[Collected data entries]
---*---

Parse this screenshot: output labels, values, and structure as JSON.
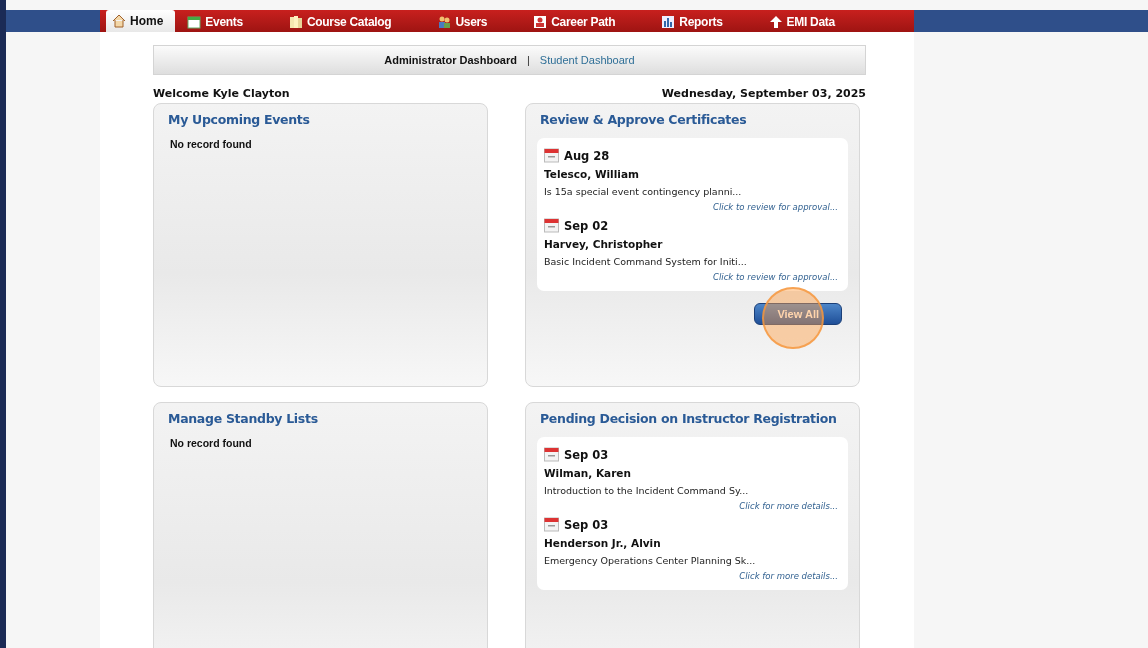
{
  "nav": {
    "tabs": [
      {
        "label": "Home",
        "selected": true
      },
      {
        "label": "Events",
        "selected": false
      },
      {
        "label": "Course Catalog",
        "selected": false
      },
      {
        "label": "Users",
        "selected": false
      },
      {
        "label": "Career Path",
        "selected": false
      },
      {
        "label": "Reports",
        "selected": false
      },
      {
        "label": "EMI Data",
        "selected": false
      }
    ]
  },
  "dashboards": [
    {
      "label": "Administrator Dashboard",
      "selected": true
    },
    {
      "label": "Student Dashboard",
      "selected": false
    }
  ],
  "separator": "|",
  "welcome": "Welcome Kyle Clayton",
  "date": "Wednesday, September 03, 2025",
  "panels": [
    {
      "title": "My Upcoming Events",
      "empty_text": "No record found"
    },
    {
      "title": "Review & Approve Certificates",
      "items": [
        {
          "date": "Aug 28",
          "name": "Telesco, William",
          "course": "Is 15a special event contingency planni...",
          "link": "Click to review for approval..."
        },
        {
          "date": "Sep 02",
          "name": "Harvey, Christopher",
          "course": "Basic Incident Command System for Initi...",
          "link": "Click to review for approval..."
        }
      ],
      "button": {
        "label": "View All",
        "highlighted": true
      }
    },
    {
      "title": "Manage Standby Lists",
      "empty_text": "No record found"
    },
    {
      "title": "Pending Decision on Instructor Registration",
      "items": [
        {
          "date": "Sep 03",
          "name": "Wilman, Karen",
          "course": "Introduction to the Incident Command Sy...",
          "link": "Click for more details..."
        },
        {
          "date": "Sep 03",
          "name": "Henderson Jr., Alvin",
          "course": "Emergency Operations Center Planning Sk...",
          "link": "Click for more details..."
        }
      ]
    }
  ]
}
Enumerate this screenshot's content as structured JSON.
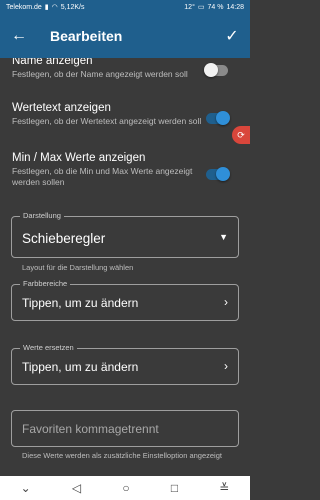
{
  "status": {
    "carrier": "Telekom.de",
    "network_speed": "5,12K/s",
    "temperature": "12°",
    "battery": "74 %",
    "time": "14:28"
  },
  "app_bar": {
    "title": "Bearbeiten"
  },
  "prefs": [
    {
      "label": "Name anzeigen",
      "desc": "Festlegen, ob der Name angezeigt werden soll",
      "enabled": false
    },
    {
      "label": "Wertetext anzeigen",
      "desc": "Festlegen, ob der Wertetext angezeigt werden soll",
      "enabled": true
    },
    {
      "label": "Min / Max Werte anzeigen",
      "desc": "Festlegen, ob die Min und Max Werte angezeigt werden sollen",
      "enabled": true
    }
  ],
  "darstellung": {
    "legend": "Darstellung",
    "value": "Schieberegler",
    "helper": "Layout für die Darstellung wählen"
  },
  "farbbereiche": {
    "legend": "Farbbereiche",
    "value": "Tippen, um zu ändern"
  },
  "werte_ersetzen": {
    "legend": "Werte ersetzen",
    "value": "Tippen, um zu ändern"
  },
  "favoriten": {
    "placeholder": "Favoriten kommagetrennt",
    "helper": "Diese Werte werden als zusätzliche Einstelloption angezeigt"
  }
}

---*---

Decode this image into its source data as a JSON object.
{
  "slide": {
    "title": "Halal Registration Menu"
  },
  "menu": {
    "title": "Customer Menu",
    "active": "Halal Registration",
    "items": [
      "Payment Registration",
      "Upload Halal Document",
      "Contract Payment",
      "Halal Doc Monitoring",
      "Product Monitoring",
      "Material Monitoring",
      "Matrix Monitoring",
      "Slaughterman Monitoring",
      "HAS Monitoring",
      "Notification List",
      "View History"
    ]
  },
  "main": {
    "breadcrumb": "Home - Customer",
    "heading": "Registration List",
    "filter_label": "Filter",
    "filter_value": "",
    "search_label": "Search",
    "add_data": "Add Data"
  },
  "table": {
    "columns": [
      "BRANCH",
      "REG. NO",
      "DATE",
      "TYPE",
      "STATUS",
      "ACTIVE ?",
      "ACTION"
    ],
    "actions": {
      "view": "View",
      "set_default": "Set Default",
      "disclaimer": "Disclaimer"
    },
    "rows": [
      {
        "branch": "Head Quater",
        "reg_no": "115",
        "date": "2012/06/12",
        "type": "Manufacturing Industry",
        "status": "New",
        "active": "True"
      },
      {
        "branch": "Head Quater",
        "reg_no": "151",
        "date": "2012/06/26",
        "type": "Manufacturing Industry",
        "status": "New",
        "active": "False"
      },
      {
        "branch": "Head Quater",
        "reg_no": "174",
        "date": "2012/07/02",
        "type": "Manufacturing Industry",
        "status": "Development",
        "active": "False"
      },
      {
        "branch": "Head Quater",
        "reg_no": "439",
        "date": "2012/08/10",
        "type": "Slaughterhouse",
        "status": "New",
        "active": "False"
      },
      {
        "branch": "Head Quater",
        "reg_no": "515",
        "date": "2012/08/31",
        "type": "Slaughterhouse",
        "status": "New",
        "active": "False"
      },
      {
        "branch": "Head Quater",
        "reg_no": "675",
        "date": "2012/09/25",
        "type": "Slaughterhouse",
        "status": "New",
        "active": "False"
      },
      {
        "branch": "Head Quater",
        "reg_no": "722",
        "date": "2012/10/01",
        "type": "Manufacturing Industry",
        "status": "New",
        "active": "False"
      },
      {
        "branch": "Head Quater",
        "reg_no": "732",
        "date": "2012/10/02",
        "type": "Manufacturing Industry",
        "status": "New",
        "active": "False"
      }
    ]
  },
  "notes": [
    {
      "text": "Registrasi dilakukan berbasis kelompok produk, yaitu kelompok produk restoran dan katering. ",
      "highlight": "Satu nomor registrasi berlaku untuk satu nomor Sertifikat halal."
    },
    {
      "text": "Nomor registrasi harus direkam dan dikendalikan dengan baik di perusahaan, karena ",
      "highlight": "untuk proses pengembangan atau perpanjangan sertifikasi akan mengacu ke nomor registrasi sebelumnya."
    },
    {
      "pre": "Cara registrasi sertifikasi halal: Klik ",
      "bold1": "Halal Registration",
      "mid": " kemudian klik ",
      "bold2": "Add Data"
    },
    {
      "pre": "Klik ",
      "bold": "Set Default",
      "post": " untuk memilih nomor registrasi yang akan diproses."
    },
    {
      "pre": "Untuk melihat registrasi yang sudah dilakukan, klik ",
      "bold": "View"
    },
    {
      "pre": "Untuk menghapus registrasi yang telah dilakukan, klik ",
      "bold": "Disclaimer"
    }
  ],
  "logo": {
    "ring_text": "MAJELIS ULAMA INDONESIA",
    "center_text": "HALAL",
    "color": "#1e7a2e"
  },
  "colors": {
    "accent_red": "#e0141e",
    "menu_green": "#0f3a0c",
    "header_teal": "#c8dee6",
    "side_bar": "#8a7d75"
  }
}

---*---

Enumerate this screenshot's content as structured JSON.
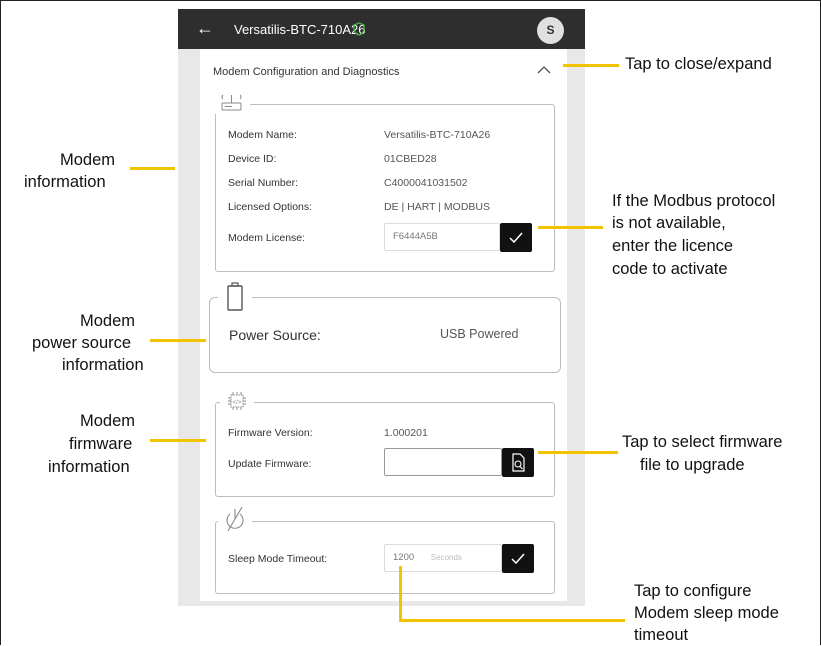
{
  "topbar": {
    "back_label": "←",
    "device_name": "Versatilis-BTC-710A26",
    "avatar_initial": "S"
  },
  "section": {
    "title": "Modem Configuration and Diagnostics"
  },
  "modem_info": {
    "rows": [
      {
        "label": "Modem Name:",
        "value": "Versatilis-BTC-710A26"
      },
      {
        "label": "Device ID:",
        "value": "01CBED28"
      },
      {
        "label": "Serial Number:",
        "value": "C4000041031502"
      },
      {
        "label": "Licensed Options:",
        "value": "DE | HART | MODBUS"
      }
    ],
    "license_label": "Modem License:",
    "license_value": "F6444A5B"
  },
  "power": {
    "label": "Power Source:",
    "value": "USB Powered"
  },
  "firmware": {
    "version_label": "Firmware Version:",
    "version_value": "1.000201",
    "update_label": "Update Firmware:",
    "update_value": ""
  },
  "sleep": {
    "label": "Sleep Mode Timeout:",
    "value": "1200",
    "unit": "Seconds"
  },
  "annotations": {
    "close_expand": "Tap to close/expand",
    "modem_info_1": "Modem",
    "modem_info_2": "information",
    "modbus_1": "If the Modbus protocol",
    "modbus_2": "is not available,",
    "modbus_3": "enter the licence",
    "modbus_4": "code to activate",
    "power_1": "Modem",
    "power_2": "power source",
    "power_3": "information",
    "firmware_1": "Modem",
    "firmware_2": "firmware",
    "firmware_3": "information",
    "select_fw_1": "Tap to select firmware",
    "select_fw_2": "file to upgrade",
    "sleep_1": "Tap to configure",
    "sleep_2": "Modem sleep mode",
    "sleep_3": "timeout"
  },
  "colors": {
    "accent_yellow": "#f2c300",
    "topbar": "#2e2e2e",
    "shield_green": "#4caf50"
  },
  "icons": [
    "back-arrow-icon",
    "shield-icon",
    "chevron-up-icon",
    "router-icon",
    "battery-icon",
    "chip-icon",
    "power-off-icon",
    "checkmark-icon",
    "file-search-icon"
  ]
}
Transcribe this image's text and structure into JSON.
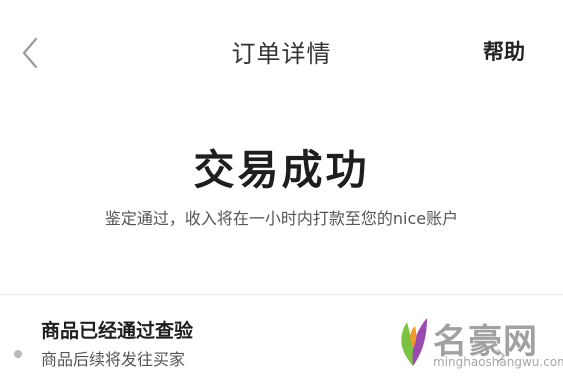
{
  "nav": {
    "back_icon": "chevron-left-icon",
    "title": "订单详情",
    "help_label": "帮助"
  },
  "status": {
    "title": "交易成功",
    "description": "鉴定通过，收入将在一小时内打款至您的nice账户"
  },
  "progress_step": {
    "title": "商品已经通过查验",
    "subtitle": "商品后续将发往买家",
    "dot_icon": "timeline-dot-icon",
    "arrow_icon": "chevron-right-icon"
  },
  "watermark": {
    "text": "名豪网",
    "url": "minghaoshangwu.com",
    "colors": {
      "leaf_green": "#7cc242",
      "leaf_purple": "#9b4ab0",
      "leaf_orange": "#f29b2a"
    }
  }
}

---*---

:: To be done ::
Filter the records for lines holding the string "file". Copy each one.

:: Reply to the exercise ::
    "select_fw_2": "file to upgrade",
    "file-search-icon"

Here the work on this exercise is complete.